--- START INPUT FOR THIS TASK ---

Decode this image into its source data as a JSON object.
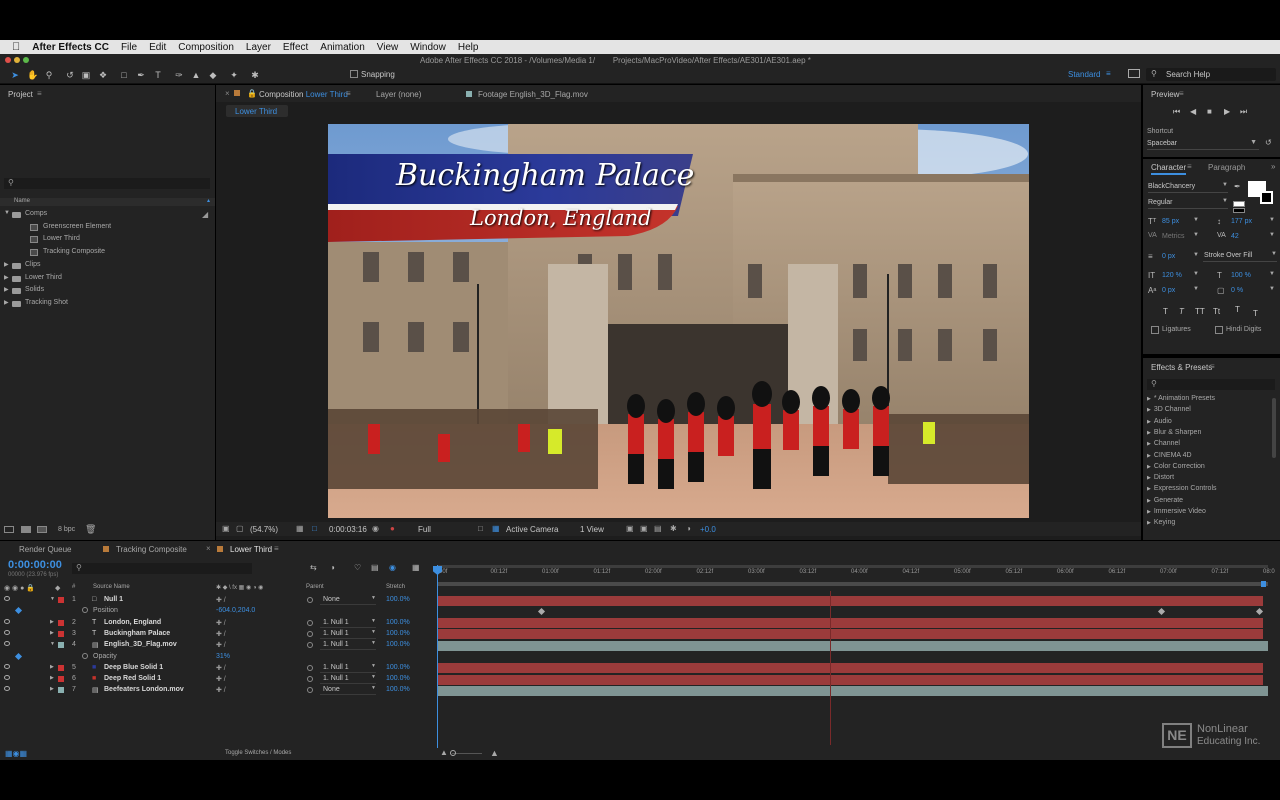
{
  "menubar": {
    "app": "After Effects CC",
    "items": [
      "File",
      "Edit",
      "Composition",
      "Layer",
      "Effect",
      "Animation",
      "View",
      "Window",
      "Help"
    ]
  },
  "title": "Adobe After Effects CC 2018 - /Volumes/Media 1/        Projects/MacProVideo/After Effects/AE301/AE301.aep *",
  "toolbar": {
    "snapping": "Snapping",
    "workspace": "Standard",
    "search_help": "Search Help"
  },
  "project": {
    "title": "Project",
    "col_name": "Name",
    "bit_depth": "8 bpc",
    "tree": [
      {
        "label": "Comps",
        "type": "folder",
        "indent": 0
      },
      {
        "label": "Greenscreen Element",
        "type": "comp",
        "indent": 1
      },
      {
        "label": "Lower Third",
        "type": "comp",
        "indent": 1
      },
      {
        "label": "Tracking Composite",
        "type": "comp",
        "indent": 1
      },
      {
        "label": "Clips",
        "type": "folder",
        "indent": 0
      },
      {
        "label": "Lower Third",
        "type": "folder",
        "indent": 0
      },
      {
        "label": "Solids",
        "type": "folder",
        "indent": 0
      },
      {
        "label": "Tracking Shot",
        "type": "folder",
        "indent": 0
      }
    ]
  },
  "viewer": {
    "tab_comp_prefix": "Composition",
    "tab_comp_name": "Lower Third",
    "tab_layer": "Layer (none)",
    "tab_footage": "Footage English_3D_Flag.mov",
    "sub_tab": "Lower Third",
    "banner_title": "Buckingham Palace",
    "banner_subtitle": "London, England",
    "zoom": "(54.7%)",
    "timecode": "0:00:03:16",
    "resolution": "Full",
    "camera": "Active Camera",
    "views": "1 View",
    "exposure": "+0.0"
  },
  "preview": {
    "title": "Preview",
    "shortcut_label": "Shortcut",
    "shortcut_value": "Spacebar"
  },
  "character": {
    "tab_character": "Character",
    "tab_paragraph": "Paragraph",
    "font": "BlackChancery",
    "style": "Regular",
    "size": "85 px",
    "leading": "177 px",
    "kerning": "Metrics",
    "tracking": "42",
    "stroke_width": "0 px",
    "stroke_mode": "Stroke Over Fill",
    "vscale": "120 %",
    "hscale": "100 %",
    "baseline": "0 px",
    "tsume": "0 %",
    "ligatures": "Ligatures",
    "hindi": "Hindi Digits",
    "style_buttons": [
      "T",
      "T",
      "TT",
      "Tt",
      "T",
      "T"
    ]
  },
  "effects": {
    "title": "Effects & Presets",
    "items": [
      "* Animation Presets",
      "3D Channel",
      "Audio",
      "Blur & Sharpen",
      "Channel",
      "CINEMA 4D",
      "Color Correction",
      "Distort",
      "Expression Controls",
      "Generate",
      "Immersive Video",
      "Keying"
    ]
  },
  "timeline": {
    "tabs": [
      "Render Queue",
      "Tracking Composite",
      "Lower Third"
    ],
    "timecode": "0:00:00:00",
    "fps": "00000 (23.976 fps)",
    "col_num": "#",
    "col_source": "Source Name",
    "col_parent": "Parent",
    "col_stretch": "Stretch",
    "ruler": [
      "00f",
      "00:12f",
      "01:00f",
      "01:12f",
      "02:00f",
      "02:12f",
      "03:00f",
      "03:12f",
      "04:00f",
      "04:12f",
      "05:00f",
      "05:12f",
      "06:00f",
      "06:12f",
      "07:00f",
      "07:12f",
      "08:0"
    ],
    "layers": [
      {
        "kind": "layer",
        "num": "1",
        "name": "Null 1",
        "parent": "None",
        "stretch": "100.0%",
        "color": "#c33",
        "bar": "#9b3b3b",
        "expanded": true
      },
      {
        "kind": "prop",
        "name": "Position",
        "value": "-604.0,204.0"
      },
      {
        "kind": "layer",
        "num": "2",
        "name": "London, England",
        "parent": "1. Null 1",
        "stretch": "100.0%",
        "color": "#c33",
        "bar": "#9b3b3b"
      },
      {
        "kind": "layer",
        "num": "3",
        "name": "Buckingham Palace",
        "parent": "1. Null 1",
        "stretch": "100.0%",
        "color": "#c33",
        "bar": "#9b3b3b"
      },
      {
        "kind": "layer",
        "num": "4",
        "name": "English_3D_Flag.mov",
        "parent": "1. Null 1",
        "stretch": "100.0%",
        "color": "#8ab0b0",
        "bar": "#7f9493",
        "expanded": true
      },
      {
        "kind": "prop",
        "name": "Opacity",
        "value": "31%"
      },
      {
        "kind": "layer",
        "num": "5",
        "name": "Deep Blue Solid 1",
        "parent": "1. Null 1",
        "stretch": "100.0%",
        "color": "#c33",
        "bar": "#9b3b3b"
      },
      {
        "kind": "layer",
        "num": "6",
        "name": "Deep Red Solid 1",
        "parent": "1. Null 1",
        "stretch": "100.0%",
        "color": "#c33",
        "bar": "#9b3b3b"
      },
      {
        "kind": "layer",
        "num": "7",
        "name": "Beefeaters London.mov",
        "parent": "None",
        "stretch": "100.0%",
        "color": "#8ab0b0",
        "bar": "#7f9493"
      }
    ],
    "toggle": "Toggle Switches / Modes"
  },
  "watermark": {
    "logo": "NE",
    "line1": "NonLinear",
    "line2": "Educating Inc."
  },
  "colors": {
    "accent": "#3d8fe0",
    "panel": "#232323",
    "dark": "#1b1b1b",
    "layer_red": "#9b3b3b",
    "layer_teal": "#7f9493"
  }
}
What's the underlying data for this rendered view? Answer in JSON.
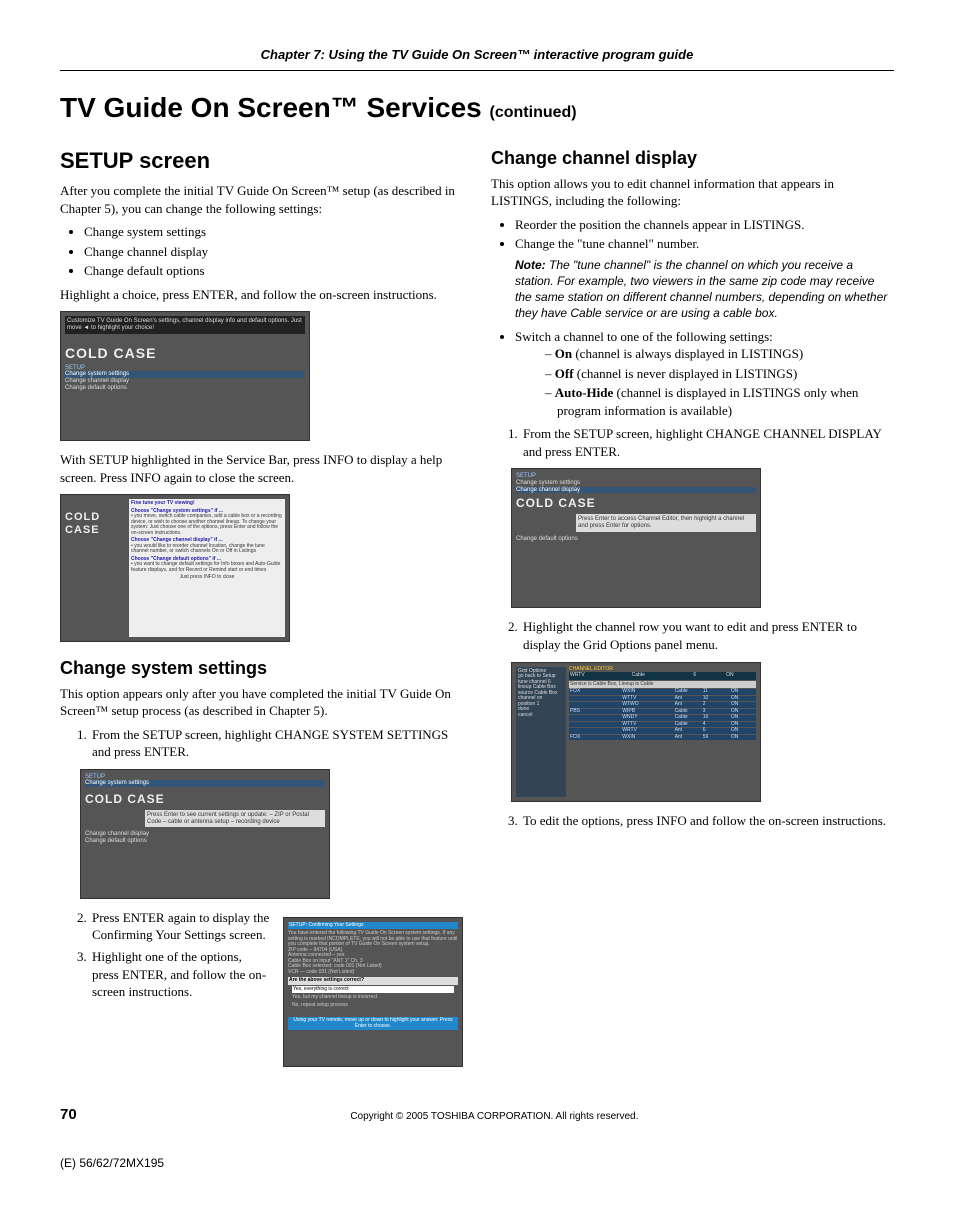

--- END INPUT FOR THIS TASK ---

Pull out all lines from the entries above in which the word "JSON" appears.

Decode this image into its source data as a JSON object.
What's the underlying data for this rendered view? Answer in JSON.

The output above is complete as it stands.